• Stated task: From the entries that follow, list every line in which the string "چهارراه" appears.

• Rows:

* * * *

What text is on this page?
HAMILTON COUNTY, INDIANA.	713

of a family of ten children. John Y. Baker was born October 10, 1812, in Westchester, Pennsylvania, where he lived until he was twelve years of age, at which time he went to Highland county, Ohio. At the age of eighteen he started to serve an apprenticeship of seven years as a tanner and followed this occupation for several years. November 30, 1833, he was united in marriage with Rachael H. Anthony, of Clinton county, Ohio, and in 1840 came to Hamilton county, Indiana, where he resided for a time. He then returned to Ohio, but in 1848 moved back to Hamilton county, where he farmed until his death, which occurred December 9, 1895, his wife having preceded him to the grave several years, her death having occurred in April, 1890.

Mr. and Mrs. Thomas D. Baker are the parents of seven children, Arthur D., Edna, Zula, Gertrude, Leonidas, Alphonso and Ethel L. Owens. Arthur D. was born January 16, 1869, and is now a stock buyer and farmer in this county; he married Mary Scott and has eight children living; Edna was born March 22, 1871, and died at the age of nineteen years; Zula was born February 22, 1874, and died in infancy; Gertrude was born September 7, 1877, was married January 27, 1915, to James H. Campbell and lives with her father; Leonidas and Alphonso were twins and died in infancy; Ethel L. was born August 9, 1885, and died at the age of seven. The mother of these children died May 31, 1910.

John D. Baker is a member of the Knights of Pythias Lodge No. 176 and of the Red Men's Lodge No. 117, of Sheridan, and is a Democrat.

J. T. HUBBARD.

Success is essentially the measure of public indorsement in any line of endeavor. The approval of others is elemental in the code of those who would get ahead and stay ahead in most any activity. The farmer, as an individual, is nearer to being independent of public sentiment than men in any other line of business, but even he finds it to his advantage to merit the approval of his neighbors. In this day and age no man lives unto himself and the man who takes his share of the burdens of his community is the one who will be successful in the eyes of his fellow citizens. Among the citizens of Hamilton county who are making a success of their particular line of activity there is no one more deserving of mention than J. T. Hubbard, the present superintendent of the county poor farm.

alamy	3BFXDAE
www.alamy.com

* * * *

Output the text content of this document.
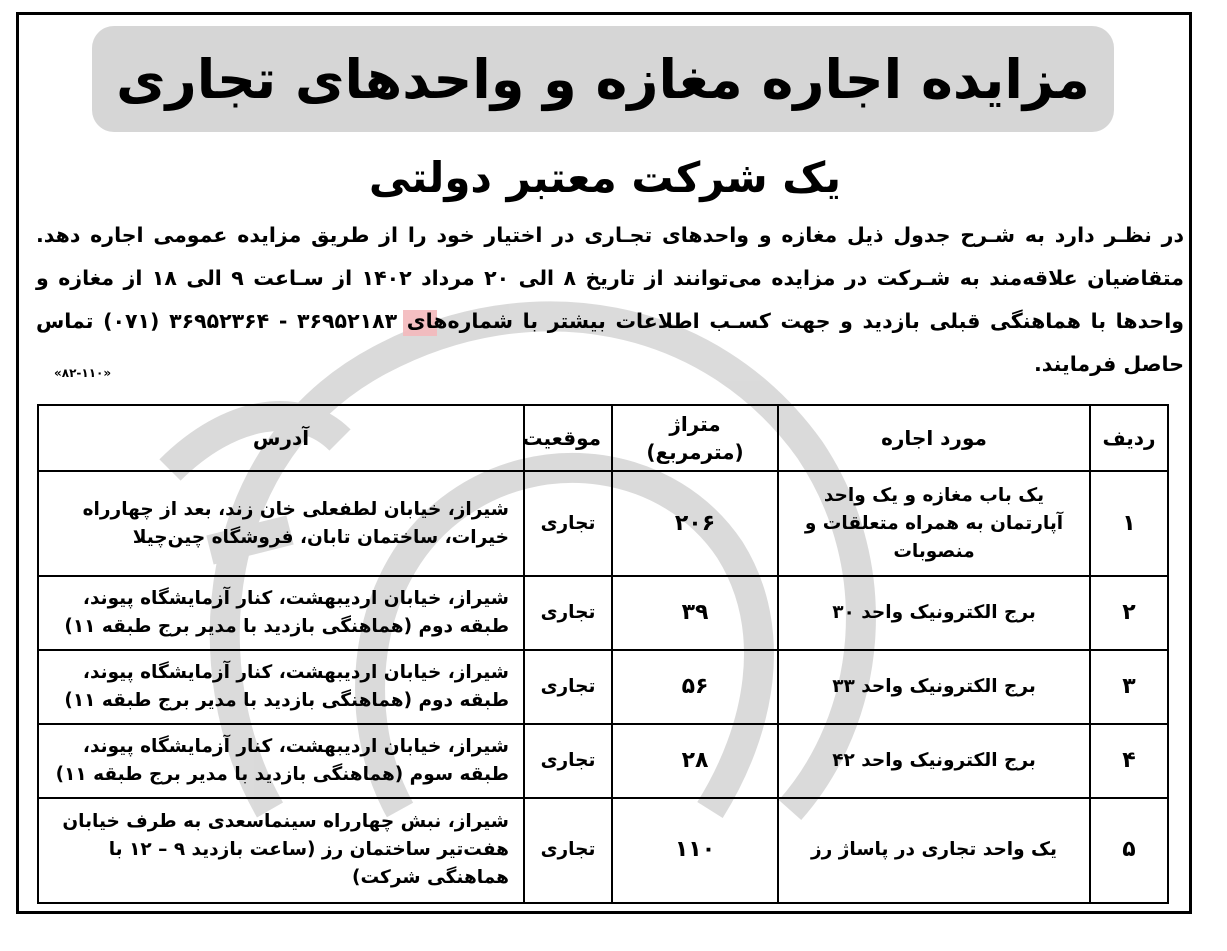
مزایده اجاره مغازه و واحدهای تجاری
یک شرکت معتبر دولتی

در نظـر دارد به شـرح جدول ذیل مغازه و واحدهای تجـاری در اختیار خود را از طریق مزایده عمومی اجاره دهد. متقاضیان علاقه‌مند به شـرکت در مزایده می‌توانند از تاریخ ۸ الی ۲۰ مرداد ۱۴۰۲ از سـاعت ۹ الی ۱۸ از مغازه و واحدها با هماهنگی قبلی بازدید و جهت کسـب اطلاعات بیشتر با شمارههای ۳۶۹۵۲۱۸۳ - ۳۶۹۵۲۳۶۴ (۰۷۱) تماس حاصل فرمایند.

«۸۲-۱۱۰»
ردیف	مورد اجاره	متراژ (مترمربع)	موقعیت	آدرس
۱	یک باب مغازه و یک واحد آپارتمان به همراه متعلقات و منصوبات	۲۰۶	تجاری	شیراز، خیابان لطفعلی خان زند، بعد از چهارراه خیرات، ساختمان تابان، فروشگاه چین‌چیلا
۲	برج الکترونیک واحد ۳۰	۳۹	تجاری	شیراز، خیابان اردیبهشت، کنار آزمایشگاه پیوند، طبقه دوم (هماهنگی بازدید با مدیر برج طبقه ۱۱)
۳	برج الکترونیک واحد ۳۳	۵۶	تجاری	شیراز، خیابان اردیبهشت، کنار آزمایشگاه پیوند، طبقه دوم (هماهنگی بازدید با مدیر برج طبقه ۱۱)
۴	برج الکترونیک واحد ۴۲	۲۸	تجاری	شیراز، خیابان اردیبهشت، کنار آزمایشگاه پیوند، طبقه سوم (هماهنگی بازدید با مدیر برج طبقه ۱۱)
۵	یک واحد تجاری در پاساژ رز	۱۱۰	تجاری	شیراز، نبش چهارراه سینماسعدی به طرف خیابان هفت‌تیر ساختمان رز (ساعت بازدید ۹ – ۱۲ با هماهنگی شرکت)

* * * *

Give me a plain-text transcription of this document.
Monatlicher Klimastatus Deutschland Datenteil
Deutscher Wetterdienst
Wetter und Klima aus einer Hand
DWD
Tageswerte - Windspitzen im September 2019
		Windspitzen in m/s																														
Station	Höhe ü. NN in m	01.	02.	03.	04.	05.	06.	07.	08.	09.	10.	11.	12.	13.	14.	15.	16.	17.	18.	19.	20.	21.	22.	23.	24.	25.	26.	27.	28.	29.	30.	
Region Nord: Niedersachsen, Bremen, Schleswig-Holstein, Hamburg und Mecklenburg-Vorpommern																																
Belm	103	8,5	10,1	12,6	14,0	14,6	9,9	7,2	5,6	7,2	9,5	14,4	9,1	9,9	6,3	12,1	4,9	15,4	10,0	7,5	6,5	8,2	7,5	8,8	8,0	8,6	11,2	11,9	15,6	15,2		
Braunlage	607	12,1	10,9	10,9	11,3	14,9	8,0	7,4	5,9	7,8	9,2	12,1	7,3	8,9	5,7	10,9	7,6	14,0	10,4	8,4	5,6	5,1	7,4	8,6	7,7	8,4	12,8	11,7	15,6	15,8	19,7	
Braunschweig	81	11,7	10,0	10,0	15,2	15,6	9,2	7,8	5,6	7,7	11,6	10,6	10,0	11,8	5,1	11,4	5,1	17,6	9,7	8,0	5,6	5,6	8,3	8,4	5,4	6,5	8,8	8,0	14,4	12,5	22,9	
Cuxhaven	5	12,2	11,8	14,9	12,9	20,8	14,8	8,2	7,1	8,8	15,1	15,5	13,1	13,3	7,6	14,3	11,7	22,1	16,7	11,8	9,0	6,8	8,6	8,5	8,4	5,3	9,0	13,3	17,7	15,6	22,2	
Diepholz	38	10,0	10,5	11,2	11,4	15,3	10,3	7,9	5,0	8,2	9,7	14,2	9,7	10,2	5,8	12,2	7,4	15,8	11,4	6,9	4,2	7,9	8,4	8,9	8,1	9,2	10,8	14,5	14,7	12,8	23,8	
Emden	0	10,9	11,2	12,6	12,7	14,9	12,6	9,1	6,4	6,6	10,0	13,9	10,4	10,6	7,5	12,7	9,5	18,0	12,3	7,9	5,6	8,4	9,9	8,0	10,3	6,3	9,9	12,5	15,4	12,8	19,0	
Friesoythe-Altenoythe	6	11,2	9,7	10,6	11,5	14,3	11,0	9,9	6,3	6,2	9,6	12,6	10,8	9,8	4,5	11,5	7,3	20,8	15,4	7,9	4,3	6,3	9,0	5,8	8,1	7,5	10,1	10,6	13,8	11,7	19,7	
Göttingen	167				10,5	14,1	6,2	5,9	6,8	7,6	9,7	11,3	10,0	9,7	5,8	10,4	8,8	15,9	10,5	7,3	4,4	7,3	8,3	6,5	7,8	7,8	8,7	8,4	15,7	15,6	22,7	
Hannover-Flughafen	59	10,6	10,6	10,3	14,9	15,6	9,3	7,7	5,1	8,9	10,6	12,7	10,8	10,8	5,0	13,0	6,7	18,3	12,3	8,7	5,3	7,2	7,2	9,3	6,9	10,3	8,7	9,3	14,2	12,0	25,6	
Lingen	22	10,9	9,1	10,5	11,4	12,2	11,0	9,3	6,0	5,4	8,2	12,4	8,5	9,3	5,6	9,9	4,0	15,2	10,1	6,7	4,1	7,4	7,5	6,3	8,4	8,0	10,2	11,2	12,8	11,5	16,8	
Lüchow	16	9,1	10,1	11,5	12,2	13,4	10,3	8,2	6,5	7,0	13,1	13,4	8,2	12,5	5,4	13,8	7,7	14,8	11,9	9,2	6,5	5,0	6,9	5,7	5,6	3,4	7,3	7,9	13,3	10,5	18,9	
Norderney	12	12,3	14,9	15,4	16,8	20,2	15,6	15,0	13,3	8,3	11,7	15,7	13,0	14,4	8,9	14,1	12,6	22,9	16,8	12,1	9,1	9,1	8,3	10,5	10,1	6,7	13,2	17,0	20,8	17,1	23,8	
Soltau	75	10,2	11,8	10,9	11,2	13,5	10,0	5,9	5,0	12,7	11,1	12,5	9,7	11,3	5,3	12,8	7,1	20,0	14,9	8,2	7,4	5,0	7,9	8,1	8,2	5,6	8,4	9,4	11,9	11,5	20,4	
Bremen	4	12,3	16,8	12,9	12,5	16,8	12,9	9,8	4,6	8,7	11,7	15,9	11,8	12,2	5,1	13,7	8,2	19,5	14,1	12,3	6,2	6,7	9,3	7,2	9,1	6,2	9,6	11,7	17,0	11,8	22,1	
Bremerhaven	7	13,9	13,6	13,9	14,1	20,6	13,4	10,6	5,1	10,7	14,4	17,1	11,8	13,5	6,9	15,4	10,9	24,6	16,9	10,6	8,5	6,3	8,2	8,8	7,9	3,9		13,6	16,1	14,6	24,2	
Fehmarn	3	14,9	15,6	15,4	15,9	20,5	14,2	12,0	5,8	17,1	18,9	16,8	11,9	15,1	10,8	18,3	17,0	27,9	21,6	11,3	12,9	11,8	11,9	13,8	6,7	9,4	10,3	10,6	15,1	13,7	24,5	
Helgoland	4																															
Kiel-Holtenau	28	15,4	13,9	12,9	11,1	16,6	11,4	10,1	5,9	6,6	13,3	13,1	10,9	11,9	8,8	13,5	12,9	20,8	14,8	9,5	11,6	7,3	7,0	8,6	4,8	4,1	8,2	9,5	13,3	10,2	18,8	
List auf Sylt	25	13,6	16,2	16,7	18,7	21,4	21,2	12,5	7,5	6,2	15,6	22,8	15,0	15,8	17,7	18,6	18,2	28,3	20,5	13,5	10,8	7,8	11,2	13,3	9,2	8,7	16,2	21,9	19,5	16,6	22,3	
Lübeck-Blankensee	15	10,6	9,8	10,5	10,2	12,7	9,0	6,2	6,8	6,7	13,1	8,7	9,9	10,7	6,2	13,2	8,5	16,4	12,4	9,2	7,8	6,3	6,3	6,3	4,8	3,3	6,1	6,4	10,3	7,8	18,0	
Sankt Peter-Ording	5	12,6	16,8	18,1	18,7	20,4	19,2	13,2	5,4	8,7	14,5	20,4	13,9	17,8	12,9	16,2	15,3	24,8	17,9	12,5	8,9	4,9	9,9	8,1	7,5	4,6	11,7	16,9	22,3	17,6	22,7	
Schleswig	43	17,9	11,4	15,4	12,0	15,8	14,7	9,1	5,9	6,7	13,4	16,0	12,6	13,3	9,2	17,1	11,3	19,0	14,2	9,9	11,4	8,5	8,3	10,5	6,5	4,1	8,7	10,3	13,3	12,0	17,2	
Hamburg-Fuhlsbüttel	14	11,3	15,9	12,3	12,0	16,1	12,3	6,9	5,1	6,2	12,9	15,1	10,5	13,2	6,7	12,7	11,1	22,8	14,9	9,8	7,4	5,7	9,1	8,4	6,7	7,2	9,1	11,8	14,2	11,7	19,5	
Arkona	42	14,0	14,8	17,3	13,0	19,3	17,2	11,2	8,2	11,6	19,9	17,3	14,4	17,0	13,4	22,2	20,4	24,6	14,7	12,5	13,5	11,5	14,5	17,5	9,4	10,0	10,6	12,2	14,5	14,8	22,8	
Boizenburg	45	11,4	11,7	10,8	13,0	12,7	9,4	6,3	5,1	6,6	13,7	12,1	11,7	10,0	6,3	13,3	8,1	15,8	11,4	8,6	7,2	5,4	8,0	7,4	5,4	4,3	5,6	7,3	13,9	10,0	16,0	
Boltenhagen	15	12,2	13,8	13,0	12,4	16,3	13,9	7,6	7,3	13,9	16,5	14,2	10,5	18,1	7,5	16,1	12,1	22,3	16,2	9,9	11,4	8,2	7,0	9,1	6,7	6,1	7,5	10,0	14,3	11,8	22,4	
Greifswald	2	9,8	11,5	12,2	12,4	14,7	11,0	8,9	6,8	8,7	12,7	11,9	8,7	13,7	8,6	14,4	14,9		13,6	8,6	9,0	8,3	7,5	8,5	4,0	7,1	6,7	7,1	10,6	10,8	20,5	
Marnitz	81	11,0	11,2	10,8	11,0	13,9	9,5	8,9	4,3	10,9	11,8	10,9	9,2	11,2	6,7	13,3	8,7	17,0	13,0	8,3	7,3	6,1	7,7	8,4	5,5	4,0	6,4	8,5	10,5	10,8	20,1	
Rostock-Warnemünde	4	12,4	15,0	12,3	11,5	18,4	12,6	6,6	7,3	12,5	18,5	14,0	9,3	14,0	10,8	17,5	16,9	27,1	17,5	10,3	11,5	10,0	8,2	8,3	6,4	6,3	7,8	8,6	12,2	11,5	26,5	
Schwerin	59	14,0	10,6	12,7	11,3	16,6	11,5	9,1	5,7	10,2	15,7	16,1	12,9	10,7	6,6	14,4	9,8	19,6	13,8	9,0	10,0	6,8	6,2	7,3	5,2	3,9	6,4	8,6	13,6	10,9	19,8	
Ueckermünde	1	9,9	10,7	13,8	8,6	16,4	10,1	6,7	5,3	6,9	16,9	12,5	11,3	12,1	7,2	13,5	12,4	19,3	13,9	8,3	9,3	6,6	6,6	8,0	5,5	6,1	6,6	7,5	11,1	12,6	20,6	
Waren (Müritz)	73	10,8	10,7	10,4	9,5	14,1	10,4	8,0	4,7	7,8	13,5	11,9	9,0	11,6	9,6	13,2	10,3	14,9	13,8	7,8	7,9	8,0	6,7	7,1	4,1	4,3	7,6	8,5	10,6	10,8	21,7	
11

* * * *

• Written reply:
۱	یک باب مغازه و یک واحد آپارتمان به همراه متعلقات و منصوبات	۲۰۶	تجاری	شیراز، خیابان لطفعلی خان زند، بعد از چهارراه خیرات، ساختمان تابان، فروشگاه چین‌چیلا
۵	یک واحد تجاری در پاساژ رز	۱۱۰	تجاری	شیراز، نبش چهارراه سینماسعدی به طرف خیابان هفت‌تیر ساختمان رز (ساعت بازدید ۹ – ۱۲ با هماهنگی شرکت)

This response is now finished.